◆ **REQUIREMENTS**
Rename "Starting" to "From" everywhere in the rows below and write them out again with nothing else changed, leaving out the pictures.

◆ **Element and coordinate records**
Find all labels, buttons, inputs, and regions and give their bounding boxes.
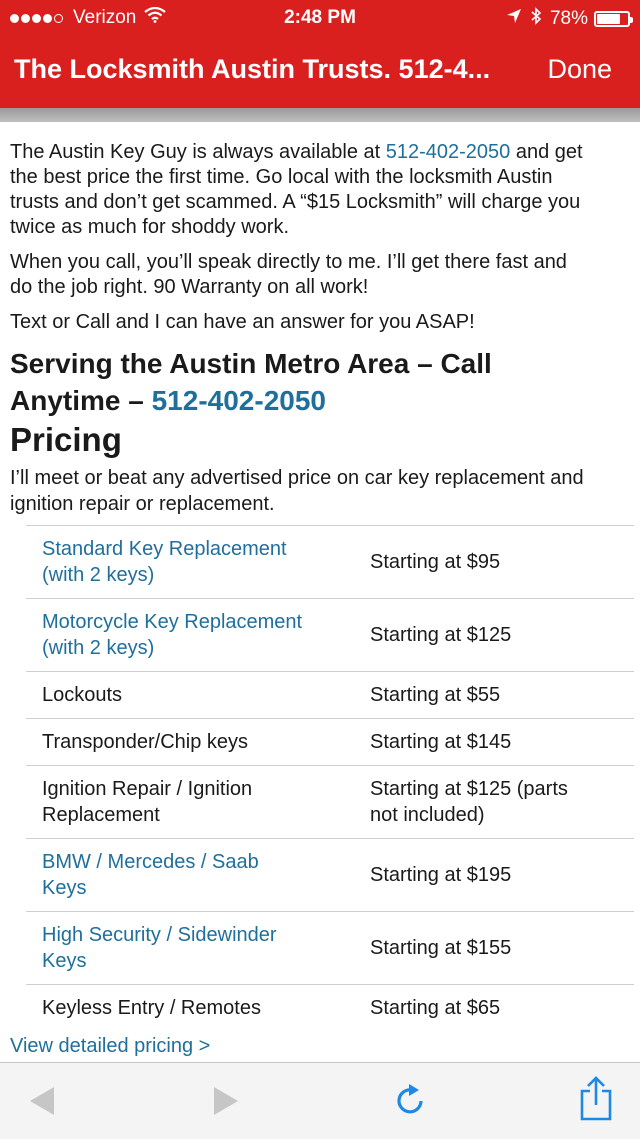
service-link[interactable]: High Security / Sidewinder Keys bbox=[26, 912, 354, 985]
price-cell: Starting at $195 bbox=[370, 864, 512, 886]
table-row: Lockouts Starting at $55 bbox=[26, 672, 634, 719]
text-segment: and get bbox=[510, 141, 583, 163]
view-detailed-pricing-link[interactable]: View detailed pricing > bbox=[10, 1035, 210, 1058]
text-segment: do the job right. 90 Warranty on all wor… bbox=[10, 276, 369, 298]
price-cell: Starting at $65 bbox=[370, 997, 501, 1019]
heading-segment: Anytime – bbox=[10, 385, 152, 416]
service-link[interactable]: BMW / Mercedes / Saab Keys bbox=[26, 839, 354, 912]
text-or-call-paragraph: Text or Call and I can have an answer fo… bbox=[10, 311, 475, 333]
phone-link[interactable]: 512-402-2050 bbox=[386, 141, 511, 163]
text-segment: The Austin Key Guy is always available a… bbox=[10, 141, 386, 163]
text-segment: the best price the first time. Go local … bbox=[10, 166, 553, 188]
text-segment: ignition repair or replacement. bbox=[10, 493, 275, 515]
service-link[interactable]: Motorcycle Key Replacement (with 2 keys) bbox=[26, 599, 354, 672]
price-cell: Starting at $155 bbox=[370, 937, 512, 959]
back-arrow-icon[interactable] bbox=[22, 1081, 62, 1121]
text-segment: twice as much for shoddy work. bbox=[10, 216, 289, 238]
heading-phone-link[interactable]: 512-402-2050 bbox=[152, 385, 326, 416]
location-icon bbox=[506, 8, 522, 30]
table-row: Standard Key Replacement (with 2 keys) St… bbox=[26, 525, 634, 599]
pricing-heading: Pricing bbox=[10, 421, 122, 458]
browser-chrome: Verizon 2:48 PM 78% The Locksmith Austin… bbox=[0, 0, 640, 108]
page-top-edge bbox=[0, 122, 640, 132]
price-cell: Starting at $145 bbox=[370, 731, 512, 753]
service-cell: Lockouts bbox=[42, 684, 123, 706]
serving-heading: Serving the Austin Metro Area – Call Any… bbox=[10, 345, 630, 419]
done-button[interactable]: Done bbox=[547, 54, 612, 85]
status-bar: Verizon 2:48 PM 78% bbox=[0, 0, 640, 36]
share-icon[interactable] bbox=[576, 1075, 616, 1123]
status-right: 78% bbox=[506, 7, 633, 31]
bluetooth-icon bbox=[530, 7, 542, 31]
refresh-icon[interactable] bbox=[390, 1081, 430, 1121]
page-title: The Locksmith Austin Trusts. 512-4... bbox=[14, 54, 491, 84]
pricing-intro: I’ll meet or beat any advertised price o… bbox=[10, 465, 640, 517]
table-row: Transponder/Chip keys Starting at $145 bbox=[26, 719, 634, 766]
forward-arrow-icon[interactable] bbox=[206, 1081, 246, 1121]
price-cell: Starting at $95 bbox=[370, 551, 501, 573]
pricing-table: Standard Key Replacement (with 2 keys) St… bbox=[26, 525, 634, 1031]
text-segment: When you call, you’ll speak directly to … bbox=[10, 251, 567, 273]
service-link[interactable]: Standard Key Replacement (with 2 keys) bbox=[26, 526, 354, 599]
intro-paragraph: The Austin Key Guy is always available a… bbox=[10, 140, 640, 240]
table-row: High Security / Sidewinder Keys Starting … bbox=[26, 912, 634, 985]
table-row: Motorcycle Key Replacement (with 2 keys) … bbox=[26, 599, 634, 672]
bottom-toolbar bbox=[0, 1062, 640, 1139]
table-row: Keyless Entry / Remotes Starting at $65 bbox=[26, 985, 634, 1032]
battery-icon bbox=[594, 11, 633, 27]
text-segment: trusts and don’t get scammed. A “$15 Loc… bbox=[10, 191, 581, 213]
price-cell: Starting at $125 bbox=[370, 624, 512, 646]
web-content: The Austin Key Guy is always available a… bbox=[10, 140, 640, 1031]
service-cell: Transponder/Chip keys bbox=[42, 731, 249, 753]
price-cell: Starting at $125 (parts not included) bbox=[370, 778, 568, 826]
price-cell: Starting at $55 bbox=[370, 684, 501, 706]
table-row: Ignition Repair / Ignition Replacement St… bbox=[26, 766, 634, 839]
call-paragraph: When you call, you’ll speak directly to … bbox=[10, 250, 640, 300]
text-segment: I’ll meet or beat any advertised price o… bbox=[10, 467, 584, 489]
heading-segment: Serving the Austin Metro Area – Call bbox=[10, 348, 492, 379]
nav-bar: The Locksmith Austin Trusts. 512-4... Do… bbox=[0, 50, 640, 94]
table-row: BMW / Mercedes / Saab Keys Starting at $1… bbox=[26, 839, 634, 912]
battery-percent: 78% bbox=[549, 8, 588, 29]
service-cell: Ignition Repair / Ignition Replacement bbox=[42, 778, 253, 826]
service-cell: Keyless Entry / Remotes bbox=[42, 997, 261, 1019]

◆ **OUTPUT OF THE TASK**
Find all labels, buttons, inputs, and regions and give their bounding boxes.
service-link[interactable]: High Security / Sidewinder Keys bbox=[26, 912, 354, 985]
price-cell: From at $195 bbox=[370, 864, 512, 886]
table-row: Lockouts From at $55 bbox=[26, 672, 634, 719]
text-segment: and get bbox=[510, 141, 583, 163]
view-detailed-pricing-link[interactable]: View detailed pricing > bbox=[10, 1035, 210, 1058]
text-segment: do the job right. 90 Warranty on all wor… bbox=[10, 276, 369, 298]
price-cell: From at $65 bbox=[370, 997, 501, 1019]
heading-segment: Anytime – bbox=[10, 385, 152, 416]
service-link[interactable]: BMW / Mercedes / Saab Keys bbox=[26, 839, 354, 912]
text-or-call-paragraph: Text or Call and I can have an answer fo… bbox=[10, 311, 475, 333]
phone-link[interactable]: 512-402-2050 bbox=[386, 141, 511, 163]
text-segment: The Austin Key Guy is always available a… bbox=[10, 141, 386, 163]
text-segment: the best price the first time. Go local … bbox=[10, 166, 553, 188]
text-segment: ignition repair or replacement. bbox=[10, 493, 275, 515]
service-link[interactable]: Motorcycle Key Replacement (with 2 keys) bbox=[26, 599, 354, 672]
price-cell: From at $155 bbox=[370, 937, 512, 959]
back-arrow-icon[interactable] bbox=[22, 1081, 62, 1121]
text-segment: twice as much for shoddy work. bbox=[10, 216, 289, 238]
heading-phone-link[interactable]: 512-402-2050 bbox=[152, 385, 326, 416]
location-icon bbox=[506, 8, 522, 30]
table-row: Standard Key Replacement (with 2 keys) St… bbox=[26, 525, 634, 599]
pricing-heading: Pricing bbox=[10, 421, 122, 458]
browser-chrome: Verizon 2:48 PM 78% The Locksmith Austin… bbox=[0, 0, 640, 108]
page-top-edge bbox=[0, 122, 640, 132]
price-cell: From at $145 bbox=[370, 731, 512, 753]
service-cell: Lockouts bbox=[42, 684, 123, 706]
serving-heading: Serving the Austin Metro Area – Call Any… bbox=[10, 345, 630, 419]
done-button[interactable]: Done bbox=[547, 54, 612, 85]
status-bar: Verizon 2:48 PM 78% bbox=[0, 0, 640, 36]
share-icon[interactable] bbox=[576, 1075, 616, 1123]
status-right: 78% bbox=[506, 7, 633, 31]
bluetooth-icon bbox=[530, 7, 542, 31]
refresh-icon[interactable] bbox=[390, 1081, 430, 1121]
page-title: The Locksmith Austin Trusts. 512-4... bbox=[14, 54, 491, 84]
pricing-intro: I’ll meet or beat any advertised price o… bbox=[10, 465, 640, 517]
table-row: Transponder/Chip keys From at $145 bbox=[26, 719, 634, 766]
forward-arrow-icon[interactable] bbox=[206, 1081, 246, 1121]
price-cell: From at $95 bbox=[370, 551, 501, 573]
pricing-table: Standard Key Replacement (with 2 keys) St… bbox=[26, 525, 634, 1031]
text-segment: When you call, you’ll speak directly to … bbox=[10, 251, 567, 273]
service-link[interactable]: Standard Key Replacement (with 2 keys) bbox=[26, 526, 354, 599]
intro-paragraph: The Austin Key Guy is always available a… bbox=[10, 140, 640, 240]
table-row: High Security / Sidewinder Keys From … bbox=[26, 912, 634, 985]
table-row: Motorcycle Key Replacement (with 2 keys) … bbox=[26, 599, 634, 672]
bottom-toolbar bbox=[0, 1062, 640, 1139]
table-row: Keyless Entry / Remotes From at $65 bbox=[26, 985, 634, 1032]
battery-icon bbox=[594, 11, 633, 27]
text-segment: trusts and don’t get scammed. A “$15 Loc… bbox=[10, 191, 581, 213]
price-cell: From at $125 bbox=[370, 624, 512, 646]
web-content: The Austin Key Guy is always available a… bbox=[10, 140, 640, 1031]
service-cell: Transponder/Chip keys bbox=[42, 731, 249, 753]
price-cell: From at $125 (parts not included) bbox=[370, 778, 568, 826]
price-cell: From at $55 bbox=[370, 684, 501, 706]
table-row: Ignition Repair / Ignition Replacement St… bbox=[26, 766, 634, 839]
call-paragraph: When you call, you’ll speak directly to … bbox=[10, 250, 640, 300]
text-segment: I’ll meet or beat any advertised price o… bbox=[10, 467, 584, 489]
heading-segment: Serving the Austin Metro Area – Call bbox=[10, 348, 492, 379]
nav-bar: The Locksmith Austin Trusts. 512-4... Do… bbox=[0, 50, 640, 94]
table-row: BMW / Mercedes / Saab Keys From at $1… bbox=[26, 839, 634, 912]
battery-percent: 78% bbox=[549, 8, 588, 29]
service-cell: Ignition Repair / Ignition Replacement bbox=[42, 778, 253, 826]
service-cell: Keyless Entry / Remotes bbox=[42, 997, 261, 1019]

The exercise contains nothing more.